**TO DO**
Report how many lines in the records hold the string "ylabel"; give the number and nothing else.

* * * * *

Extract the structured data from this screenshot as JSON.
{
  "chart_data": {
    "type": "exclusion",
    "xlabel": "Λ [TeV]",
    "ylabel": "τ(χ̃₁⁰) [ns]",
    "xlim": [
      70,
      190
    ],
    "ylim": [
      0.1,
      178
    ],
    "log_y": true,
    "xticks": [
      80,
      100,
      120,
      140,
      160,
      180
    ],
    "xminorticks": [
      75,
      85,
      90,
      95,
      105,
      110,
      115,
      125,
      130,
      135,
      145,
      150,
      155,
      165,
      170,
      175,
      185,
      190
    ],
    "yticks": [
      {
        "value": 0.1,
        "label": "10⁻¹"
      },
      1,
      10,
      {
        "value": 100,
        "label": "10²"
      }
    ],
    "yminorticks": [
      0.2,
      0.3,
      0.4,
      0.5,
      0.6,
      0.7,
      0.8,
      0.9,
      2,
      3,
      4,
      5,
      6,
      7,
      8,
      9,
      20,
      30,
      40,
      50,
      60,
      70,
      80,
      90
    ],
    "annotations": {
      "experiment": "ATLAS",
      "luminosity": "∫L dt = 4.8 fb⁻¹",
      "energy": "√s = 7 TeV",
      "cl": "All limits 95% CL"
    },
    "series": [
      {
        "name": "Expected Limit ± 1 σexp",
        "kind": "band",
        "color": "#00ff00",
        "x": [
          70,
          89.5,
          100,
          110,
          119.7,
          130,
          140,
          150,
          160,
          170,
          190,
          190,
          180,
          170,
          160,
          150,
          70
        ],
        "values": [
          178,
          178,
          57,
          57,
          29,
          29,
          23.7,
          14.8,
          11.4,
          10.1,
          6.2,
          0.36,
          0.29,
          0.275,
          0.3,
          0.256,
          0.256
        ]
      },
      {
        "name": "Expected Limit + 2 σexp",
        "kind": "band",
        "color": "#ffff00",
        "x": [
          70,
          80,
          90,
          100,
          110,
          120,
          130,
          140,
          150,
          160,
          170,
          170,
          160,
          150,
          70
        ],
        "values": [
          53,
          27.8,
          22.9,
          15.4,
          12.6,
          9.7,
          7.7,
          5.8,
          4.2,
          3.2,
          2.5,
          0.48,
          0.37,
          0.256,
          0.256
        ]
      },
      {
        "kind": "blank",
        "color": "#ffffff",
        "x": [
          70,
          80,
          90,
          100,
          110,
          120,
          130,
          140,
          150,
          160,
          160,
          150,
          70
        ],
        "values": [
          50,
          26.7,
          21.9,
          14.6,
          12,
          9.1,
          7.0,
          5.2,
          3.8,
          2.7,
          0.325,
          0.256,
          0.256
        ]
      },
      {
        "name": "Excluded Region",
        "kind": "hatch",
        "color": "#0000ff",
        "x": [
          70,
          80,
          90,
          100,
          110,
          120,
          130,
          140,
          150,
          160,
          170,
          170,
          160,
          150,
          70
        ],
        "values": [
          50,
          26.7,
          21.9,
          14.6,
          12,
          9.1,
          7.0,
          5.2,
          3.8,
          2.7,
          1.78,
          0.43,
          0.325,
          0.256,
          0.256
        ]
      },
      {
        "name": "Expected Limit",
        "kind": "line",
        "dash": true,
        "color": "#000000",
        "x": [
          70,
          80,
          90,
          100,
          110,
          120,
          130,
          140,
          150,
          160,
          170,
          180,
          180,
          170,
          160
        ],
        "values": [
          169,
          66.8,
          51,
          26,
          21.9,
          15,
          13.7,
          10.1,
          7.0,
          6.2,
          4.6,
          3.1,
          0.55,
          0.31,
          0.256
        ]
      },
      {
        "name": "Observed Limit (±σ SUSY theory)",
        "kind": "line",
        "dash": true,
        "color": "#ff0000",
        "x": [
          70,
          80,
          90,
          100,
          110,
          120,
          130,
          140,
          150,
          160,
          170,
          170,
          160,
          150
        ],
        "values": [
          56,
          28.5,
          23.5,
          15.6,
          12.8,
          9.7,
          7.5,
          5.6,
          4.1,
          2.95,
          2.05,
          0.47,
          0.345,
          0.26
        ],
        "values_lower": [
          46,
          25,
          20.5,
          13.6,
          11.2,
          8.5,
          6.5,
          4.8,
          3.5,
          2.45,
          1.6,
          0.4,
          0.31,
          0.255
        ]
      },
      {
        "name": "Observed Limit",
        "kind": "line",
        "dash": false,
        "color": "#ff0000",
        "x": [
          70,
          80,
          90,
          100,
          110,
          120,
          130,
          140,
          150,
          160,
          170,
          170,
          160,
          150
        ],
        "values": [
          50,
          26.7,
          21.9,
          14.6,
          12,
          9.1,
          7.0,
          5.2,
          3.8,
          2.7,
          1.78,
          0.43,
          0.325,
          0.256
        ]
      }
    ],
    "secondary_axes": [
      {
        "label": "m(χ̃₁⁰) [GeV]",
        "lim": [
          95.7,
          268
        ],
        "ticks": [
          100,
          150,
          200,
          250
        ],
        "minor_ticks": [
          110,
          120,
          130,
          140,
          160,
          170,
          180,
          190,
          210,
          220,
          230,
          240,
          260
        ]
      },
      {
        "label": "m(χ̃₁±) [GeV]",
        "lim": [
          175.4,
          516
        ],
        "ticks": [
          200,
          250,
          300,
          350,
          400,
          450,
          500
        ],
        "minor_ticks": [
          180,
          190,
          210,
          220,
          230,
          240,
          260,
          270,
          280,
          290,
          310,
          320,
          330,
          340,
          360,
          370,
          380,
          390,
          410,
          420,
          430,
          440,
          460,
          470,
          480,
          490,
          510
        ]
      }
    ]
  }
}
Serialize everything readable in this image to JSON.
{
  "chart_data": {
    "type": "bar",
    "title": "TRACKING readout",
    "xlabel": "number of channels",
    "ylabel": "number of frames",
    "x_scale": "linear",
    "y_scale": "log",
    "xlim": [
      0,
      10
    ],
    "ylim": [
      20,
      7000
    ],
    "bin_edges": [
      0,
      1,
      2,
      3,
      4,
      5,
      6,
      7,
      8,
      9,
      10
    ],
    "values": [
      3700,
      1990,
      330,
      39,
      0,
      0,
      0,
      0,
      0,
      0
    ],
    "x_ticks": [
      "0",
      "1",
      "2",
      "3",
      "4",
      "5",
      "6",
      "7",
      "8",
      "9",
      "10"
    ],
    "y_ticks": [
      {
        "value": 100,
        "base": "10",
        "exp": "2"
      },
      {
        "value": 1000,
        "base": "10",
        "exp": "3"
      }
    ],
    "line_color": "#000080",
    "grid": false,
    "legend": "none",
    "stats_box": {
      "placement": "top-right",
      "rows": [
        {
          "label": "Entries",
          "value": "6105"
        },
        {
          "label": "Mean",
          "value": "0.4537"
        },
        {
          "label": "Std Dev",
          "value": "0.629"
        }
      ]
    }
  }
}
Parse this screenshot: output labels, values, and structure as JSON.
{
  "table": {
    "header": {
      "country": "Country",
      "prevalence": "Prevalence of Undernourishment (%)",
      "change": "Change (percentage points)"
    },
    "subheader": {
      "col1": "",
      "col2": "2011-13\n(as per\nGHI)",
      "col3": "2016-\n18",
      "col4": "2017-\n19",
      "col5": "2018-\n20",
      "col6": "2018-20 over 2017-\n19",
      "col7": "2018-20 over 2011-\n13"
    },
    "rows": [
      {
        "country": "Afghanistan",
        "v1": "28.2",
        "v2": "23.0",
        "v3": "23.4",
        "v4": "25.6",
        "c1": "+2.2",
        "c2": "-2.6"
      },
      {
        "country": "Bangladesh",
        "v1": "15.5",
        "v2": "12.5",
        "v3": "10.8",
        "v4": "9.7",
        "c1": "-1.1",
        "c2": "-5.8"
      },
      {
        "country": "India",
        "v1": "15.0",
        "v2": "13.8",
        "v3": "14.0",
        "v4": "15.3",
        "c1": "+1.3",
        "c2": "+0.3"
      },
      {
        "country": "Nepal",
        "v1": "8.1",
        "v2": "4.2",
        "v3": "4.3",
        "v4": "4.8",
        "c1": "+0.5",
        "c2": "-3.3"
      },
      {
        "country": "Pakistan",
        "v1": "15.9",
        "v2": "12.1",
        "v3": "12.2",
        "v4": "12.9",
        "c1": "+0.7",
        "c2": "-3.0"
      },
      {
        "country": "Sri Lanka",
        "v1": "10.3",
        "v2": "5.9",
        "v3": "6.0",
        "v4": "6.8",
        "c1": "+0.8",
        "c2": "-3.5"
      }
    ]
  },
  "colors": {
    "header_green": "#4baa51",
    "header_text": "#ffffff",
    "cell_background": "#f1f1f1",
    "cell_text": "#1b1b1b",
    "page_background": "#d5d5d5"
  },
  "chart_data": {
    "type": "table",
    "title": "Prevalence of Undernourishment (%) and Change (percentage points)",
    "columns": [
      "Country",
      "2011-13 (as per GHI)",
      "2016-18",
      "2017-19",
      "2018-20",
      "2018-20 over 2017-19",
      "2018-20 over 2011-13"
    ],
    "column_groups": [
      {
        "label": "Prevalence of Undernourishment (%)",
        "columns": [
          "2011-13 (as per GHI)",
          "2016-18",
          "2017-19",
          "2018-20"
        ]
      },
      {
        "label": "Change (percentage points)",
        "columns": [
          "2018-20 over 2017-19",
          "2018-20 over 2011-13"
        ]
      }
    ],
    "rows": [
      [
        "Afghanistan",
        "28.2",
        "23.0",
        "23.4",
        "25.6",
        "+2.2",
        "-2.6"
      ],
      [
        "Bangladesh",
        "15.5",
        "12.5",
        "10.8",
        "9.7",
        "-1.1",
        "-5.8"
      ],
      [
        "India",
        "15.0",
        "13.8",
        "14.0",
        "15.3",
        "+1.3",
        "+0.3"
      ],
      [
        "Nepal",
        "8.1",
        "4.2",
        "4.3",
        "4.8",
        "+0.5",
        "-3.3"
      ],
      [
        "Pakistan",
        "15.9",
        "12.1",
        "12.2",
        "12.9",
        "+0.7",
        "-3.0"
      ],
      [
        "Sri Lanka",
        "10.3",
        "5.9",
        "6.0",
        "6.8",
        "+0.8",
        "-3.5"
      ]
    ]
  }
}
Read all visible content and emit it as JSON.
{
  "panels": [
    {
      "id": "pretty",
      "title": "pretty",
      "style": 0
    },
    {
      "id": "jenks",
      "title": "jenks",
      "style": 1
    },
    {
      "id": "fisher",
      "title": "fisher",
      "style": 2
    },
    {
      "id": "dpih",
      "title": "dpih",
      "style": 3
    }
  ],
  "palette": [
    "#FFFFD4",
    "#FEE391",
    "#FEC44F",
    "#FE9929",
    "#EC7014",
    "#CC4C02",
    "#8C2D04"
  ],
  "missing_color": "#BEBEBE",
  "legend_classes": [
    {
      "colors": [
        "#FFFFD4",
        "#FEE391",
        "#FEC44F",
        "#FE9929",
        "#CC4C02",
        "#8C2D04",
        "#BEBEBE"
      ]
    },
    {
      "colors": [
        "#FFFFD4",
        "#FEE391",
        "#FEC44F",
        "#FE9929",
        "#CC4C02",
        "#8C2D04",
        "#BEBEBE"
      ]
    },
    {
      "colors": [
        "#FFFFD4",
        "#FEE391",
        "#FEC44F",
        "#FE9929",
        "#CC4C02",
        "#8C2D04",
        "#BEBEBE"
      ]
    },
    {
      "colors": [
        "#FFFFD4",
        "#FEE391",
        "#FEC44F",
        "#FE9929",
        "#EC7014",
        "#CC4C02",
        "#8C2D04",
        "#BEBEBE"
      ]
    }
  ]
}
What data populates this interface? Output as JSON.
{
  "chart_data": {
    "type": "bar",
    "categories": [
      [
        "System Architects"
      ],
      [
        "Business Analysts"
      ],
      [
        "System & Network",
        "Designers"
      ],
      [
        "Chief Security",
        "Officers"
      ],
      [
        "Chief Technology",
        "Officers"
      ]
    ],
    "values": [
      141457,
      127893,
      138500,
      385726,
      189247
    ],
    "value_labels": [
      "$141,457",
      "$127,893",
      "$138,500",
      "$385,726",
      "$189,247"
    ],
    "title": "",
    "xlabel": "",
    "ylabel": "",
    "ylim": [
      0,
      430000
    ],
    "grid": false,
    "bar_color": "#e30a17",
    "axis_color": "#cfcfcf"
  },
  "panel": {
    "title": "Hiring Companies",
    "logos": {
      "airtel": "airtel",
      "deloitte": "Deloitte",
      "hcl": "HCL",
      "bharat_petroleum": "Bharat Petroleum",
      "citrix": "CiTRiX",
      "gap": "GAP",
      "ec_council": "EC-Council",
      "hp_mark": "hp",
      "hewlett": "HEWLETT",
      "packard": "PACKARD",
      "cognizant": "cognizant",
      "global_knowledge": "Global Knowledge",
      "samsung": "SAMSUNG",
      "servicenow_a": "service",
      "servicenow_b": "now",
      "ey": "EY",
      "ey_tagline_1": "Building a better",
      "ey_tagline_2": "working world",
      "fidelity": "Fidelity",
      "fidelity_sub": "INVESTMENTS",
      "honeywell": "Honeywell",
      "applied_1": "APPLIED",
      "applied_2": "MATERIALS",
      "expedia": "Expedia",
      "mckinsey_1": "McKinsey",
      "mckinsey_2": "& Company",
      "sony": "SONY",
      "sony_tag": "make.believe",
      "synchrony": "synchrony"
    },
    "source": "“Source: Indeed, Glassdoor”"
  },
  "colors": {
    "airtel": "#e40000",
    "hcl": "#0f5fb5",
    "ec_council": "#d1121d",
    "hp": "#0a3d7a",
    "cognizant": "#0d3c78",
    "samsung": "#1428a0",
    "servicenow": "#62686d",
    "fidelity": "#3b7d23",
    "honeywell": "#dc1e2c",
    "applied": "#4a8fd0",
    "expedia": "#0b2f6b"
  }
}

* * * * *

**REPLY TO THE EXERCISE**
3